THE EXERCISE — Return the lines of the material below word for word, with nothing changed.

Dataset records
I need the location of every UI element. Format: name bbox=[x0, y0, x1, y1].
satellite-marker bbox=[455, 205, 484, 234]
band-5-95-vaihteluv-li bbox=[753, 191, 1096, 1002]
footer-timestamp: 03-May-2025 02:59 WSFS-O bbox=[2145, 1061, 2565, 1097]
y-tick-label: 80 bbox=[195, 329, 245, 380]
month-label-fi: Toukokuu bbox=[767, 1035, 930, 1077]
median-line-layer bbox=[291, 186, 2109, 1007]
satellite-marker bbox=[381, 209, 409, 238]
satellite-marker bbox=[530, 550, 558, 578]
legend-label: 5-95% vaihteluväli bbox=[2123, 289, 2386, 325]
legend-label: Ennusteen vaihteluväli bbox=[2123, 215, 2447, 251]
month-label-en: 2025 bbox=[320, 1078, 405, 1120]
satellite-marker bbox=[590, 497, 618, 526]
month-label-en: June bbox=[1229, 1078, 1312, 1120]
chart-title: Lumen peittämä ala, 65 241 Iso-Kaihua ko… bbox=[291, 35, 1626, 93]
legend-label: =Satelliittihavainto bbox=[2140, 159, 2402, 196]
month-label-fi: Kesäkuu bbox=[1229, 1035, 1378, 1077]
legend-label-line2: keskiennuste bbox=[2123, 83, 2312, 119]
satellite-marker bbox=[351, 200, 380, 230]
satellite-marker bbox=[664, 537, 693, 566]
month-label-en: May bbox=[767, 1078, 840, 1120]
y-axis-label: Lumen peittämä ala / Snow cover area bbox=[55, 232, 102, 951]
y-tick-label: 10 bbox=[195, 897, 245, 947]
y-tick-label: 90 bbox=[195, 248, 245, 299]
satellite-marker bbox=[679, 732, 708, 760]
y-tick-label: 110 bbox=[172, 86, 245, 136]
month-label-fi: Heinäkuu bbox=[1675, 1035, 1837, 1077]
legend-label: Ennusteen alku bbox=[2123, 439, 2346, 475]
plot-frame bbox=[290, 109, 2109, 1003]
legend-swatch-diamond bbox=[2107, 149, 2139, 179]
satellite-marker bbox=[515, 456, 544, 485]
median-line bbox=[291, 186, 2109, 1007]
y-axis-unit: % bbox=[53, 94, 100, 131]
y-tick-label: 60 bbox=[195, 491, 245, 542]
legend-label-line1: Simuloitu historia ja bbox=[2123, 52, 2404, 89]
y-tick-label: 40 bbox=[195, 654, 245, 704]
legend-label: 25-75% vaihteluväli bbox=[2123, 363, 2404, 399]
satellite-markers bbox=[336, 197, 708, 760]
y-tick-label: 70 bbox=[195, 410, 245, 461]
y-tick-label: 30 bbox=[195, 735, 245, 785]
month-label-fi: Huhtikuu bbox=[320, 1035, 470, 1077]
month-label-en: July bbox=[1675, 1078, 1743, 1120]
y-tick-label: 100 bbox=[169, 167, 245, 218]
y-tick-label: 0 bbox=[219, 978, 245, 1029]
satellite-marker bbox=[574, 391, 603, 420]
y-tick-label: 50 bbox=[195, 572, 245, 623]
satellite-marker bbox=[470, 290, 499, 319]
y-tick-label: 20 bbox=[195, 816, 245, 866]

OUTPUT OF THE EXERCISE —
I need the location of every UI element. Format: name bbox=[x0, y0, x1, y1].
satellite-marker bbox=[455, 205, 484, 234]
band-5-95-vaihteluv-li bbox=[753, 191, 1096, 1002]
footer-timestamp: 03-May-2025 02:59 WSFS-O bbox=[2145, 1061, 2565, 1097]
y-tick-label: 80 bbox=[195, 329, 245, 380]
month-label-fi: Toukokuu bbox=[767, 1035, 930, 1077]
median-line-layer bbox=[291, 186, 2109, 1007]
satellite-marker bbox=[381, 209, 409, 238]
satellite-marker bbox=[530, 550, 558, 578]
legend-label: 5-95% vaihteluväli bbox=[2123, 289, 2386, 325]
legend-label: Ennusteen vaihteluväli bbox=[2123, 215, 2447, 251]
month-label-en: 2025 bbox=[320, 1078, 405, 1120]
satellite-marker bbox=[590, 497, 618, 526]
month-label-en: June bbox=[1229, 1078, 1312, 1120]
chart-title: Lumen peittämä ala, 65 241 Iso-Kaihua ko… bbox=[291, 35, 1626, 93]
legend-label: =Satelliittihavainto bbox=[2140, 159, 2402, 196]
month-label-fi: Kesäkuu bbox=[1229, 1035, 1378, 1077]
legend-label-line2: keskiennuste bbox=[2123, 83, 2312, 119]
satellite-marker bbox=[351, 200, 380, 230]
satellite-marker bbox=[664, 537, 693, 566]
month-label-en: May bbox=[767, 1078, 840, 1120]
y-axis-label: Lumen peittämä ala / Snow cover area bbox=[55, 232, 102, 951]
y-tick-label: 10 bbox=[195, 897, 245, 947]
y-tick-label: 90 bbox=[195, 248, 245, 299]
satellite-marker bbox=[679, 732, 708, 760]
y-tick-label: 110 bbox=[172, 86, 245, 136]
month-label-fi: Heinäkuu bbox=[1675, 1035, 1837, 1077]
legend-label: Ennusteen alku bbox=[2123, 439, 2346, 475]
plot-frame bbox=[290, 109, 2109, 1003]
legend-swatch-diamond bbox=[2107, 149, 2139, 179]
satellite-marker bbox=[515, 456, 544, 485]
median-line bbox=[291, 186, 2109, 1007]
y-axis-unit: % bbox=[53, 94, 100, 131]
y-tick-label: 60 bbox=[195, 491, 245, 542]
legend-label-line1: Simuloitu historia ja bbox=[2123, 52, 2404, 89]
y-tick-label: 40 bbox=[195, 654, 245, 704]
legend-label: 25-75% vaihteluväli bbox=[2123, 363, 2404, 399]
satellite-markers bbox=[336, 197, 708, 760]
y-tick-label: 70 bbox=[195, 410, 245, 461]
y-tick-label: 30 bbox=[195, 735, 245, 785]
month-label-fi: Huhtikuu bbox=[320, 1035, 470, 1077]
month-label-en: July bbox=[1675, 1078, 1743, 1120]
y-tick-label: 100 bbox=[169, 167, 245, 218]
y-tick-label: 0 bbox=[219, 978, 245, 1029]
satellite-marker bbox=[574, 391, 603, 420]
y-tick-label: 50 bbox=[195, 572, 245, 623]
satellite-marker bbox=[470, 290, 499, 319]
y-tick-label: 20 bbox=[195, 816, 245, 866]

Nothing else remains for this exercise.